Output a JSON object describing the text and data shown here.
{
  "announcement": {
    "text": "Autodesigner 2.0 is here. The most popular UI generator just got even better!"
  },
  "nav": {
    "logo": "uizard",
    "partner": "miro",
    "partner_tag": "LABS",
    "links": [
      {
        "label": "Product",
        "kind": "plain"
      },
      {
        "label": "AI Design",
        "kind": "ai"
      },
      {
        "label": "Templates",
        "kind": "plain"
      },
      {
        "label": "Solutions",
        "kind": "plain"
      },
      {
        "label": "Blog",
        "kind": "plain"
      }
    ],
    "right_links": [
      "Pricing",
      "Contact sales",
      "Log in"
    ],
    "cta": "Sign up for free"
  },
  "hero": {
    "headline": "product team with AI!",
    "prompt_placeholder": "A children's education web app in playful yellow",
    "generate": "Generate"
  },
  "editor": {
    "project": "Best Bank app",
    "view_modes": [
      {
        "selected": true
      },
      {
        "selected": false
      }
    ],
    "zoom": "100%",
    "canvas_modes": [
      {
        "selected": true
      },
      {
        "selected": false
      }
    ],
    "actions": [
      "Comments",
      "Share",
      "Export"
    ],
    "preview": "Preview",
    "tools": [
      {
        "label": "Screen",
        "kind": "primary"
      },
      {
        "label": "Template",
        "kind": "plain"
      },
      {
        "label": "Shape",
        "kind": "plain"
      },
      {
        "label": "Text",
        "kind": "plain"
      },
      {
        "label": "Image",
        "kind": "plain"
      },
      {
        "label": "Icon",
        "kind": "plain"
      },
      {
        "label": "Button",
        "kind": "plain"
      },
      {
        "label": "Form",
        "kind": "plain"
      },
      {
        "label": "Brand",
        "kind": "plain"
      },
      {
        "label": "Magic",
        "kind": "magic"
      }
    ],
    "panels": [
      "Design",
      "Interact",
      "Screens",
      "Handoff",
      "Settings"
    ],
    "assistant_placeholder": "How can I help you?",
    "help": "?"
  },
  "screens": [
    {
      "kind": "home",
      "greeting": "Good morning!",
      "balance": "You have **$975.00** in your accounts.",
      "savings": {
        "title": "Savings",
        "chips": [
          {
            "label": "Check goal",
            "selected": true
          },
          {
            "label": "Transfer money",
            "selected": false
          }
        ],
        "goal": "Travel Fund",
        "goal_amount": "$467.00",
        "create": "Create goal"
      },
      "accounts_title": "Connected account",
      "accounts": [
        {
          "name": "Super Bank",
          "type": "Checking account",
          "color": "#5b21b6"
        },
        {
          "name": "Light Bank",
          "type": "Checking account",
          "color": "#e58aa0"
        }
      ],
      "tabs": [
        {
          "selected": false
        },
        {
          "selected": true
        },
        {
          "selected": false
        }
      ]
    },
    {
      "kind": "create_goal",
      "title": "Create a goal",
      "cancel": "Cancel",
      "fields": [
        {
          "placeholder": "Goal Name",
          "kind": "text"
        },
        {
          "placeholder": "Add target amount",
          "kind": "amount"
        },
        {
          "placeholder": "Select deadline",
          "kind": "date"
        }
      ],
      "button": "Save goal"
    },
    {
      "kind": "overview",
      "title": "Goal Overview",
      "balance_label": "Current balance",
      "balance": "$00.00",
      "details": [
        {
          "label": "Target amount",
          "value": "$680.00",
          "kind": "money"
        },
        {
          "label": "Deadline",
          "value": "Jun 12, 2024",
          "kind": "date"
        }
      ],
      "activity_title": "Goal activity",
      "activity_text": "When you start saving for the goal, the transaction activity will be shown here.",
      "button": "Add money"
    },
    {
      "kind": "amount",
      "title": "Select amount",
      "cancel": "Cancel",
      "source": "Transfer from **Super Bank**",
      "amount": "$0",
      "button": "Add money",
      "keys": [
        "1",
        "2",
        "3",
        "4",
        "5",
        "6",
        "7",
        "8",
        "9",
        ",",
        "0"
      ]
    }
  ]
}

###

TASK PROMPT: Set down every line of the listing above again, exactly as given.

SOLUTION TO THE PROBLEM:
Output a JSON object describing the text and data shown here.
{
  "announcement": {
    "text": "Autodesigner 2.0 is here. The most popular UI generator just got even better!"
  },
  "nav": {
    "logo": "uizard",
    "partner": "miro",
    "partner_tag": "LABS",
    "links": [
      {
        "label": "Product",
        "kind": "plain"
      },
      {
        "label": "AI Design",
        "kind": "ai"
      },
      {
        "label": "Templates",
        "kind": "plain"
      },
      {
        "label": "Solutions",
        "kind": "plain"
      },
      {
        "label": "Blog",
        "kind": "plain"
      }
    ],
    "right_links": [
      "Pricing",
      "Contact sales",
      "Log in"
    ],
    "cta": "Sign up for free"
  },
  "hero": {
    "headline": "product team with AI!",
    "prompt_placeholder": "A children's education web app in playful yellow",
    "generate": "Generate"
  },
  "editor": {
    "project": "Best Bank app",
    "view_modes": [
      {
        "selected": true
      },
      {
        "selected": false
      }
    ],
    "zoom": "100%",
    "canvas_modes": [
      {
        "selected": true
      },
      {
        "selected": false
      }
    ],
    "actions": [
      "Comments",
      "Share",
      "Export"
    ],
    "preview": "Preview",
    "tools": [
      {
        "label": "Screen",
        "kind": "primary"
      },
      {
        "label": "Template",
        "kind": "plain"
      },
      {
        "label": "Shape",
        "kind": "plain"
      },
      {
        "label": "Text",
        "kind": "plain"
      },
      {
        "label": "Image",
        "kind": "plain"
      },
      {
        "label": "Icon",
        "kind": "plain"
      },
      {
        "label": "Button",
        "kind": "plain"
      },
      {
        "label": "Form",
        "kind": "plain"
      },
      {
        "label": "Brand",
        "kind": "plain"
      },
      {
        "label": "Magic",
        "kind": "magic"
      }
    ],
    "panels": [
      "Design",
      "Interact",
      "Screens",
      "Handoff",
      "Settings"
    ],
    "assistant_placeholder": "How can I help you?",
    "help": "?"
  },
  "screens": [
    {
      "kind": "home",
      "greeting": "Good morning!",
      "balance": "You have **$975.00** in your accounts.",
      "savings": {
        "title": "Savings",
        "chips": [
          {
            "label": "Check goal",
            "selected": true
          },
          {
            "label": "Transfer money",
            "selected": false
          }
        ],
        "goal": "Travel Fund",
        "goal_amount": "$467.00",
        "create": "Create goal"
      },
      "accounts_title": "Connected account",
      "accounts": [
        {
          "name": "Super Bank",
          "type": "Checking account",
          "color": "#5b21b6"
        },
        {
          "name": "Light Bank",
          "type": "Checking account",
          "color": "#e58aa0"
        }
      ],
      "tabs": [
        {
          "selected": false
        },
        {
          "selected": true
        },
        {
          "selected": false
        }
      ]
    },
    {
      "kind": "create_goal",
      "title": "Create a goal",
      "cancel": "Cancel",
      "fields": [
        {
          "placeholder": "Goal Name",
          "kind": "text"
        },
        {
          "placeholder": "Add target amount",
          "kind": "amount"
        },
        {
          "placeholder": "Select deadline",
          "kind": "date"
        }
      ],
      "button": "Save goal"
    },
    {
      "kind": "overview",
      "title": "Goal Overview",
      "balance_label": "Current balance",
      "balance": "$00.00",
      "details": [
        {
          "label": "Target amount",
          "value": "$680.00",
          "kind": "money"
        },
        {
          "label": "Deadline",
          "value": "Jun 12, 2024",
          "kind": "date"
        }
      ],
      "activity_title": "Goal activity",
      "activity_text": "When you start saving for the goal, the transaction activity will be shown here.",
      "button": "Add money"
    },
    {
      "kind": "amount",
      "title": "Select amount",
      "cancel": "Cancel",
      "source": "Transfer from **Super Bank**",
      "amount": "$0",
      "button": "Add money",
      "keys": [
        "1",
        "2",
        "3",
        "4",
        "5",
        "6",
        "7",
        "8",
        "9",
        ",",
        "0"
      ]
    }
  ]
}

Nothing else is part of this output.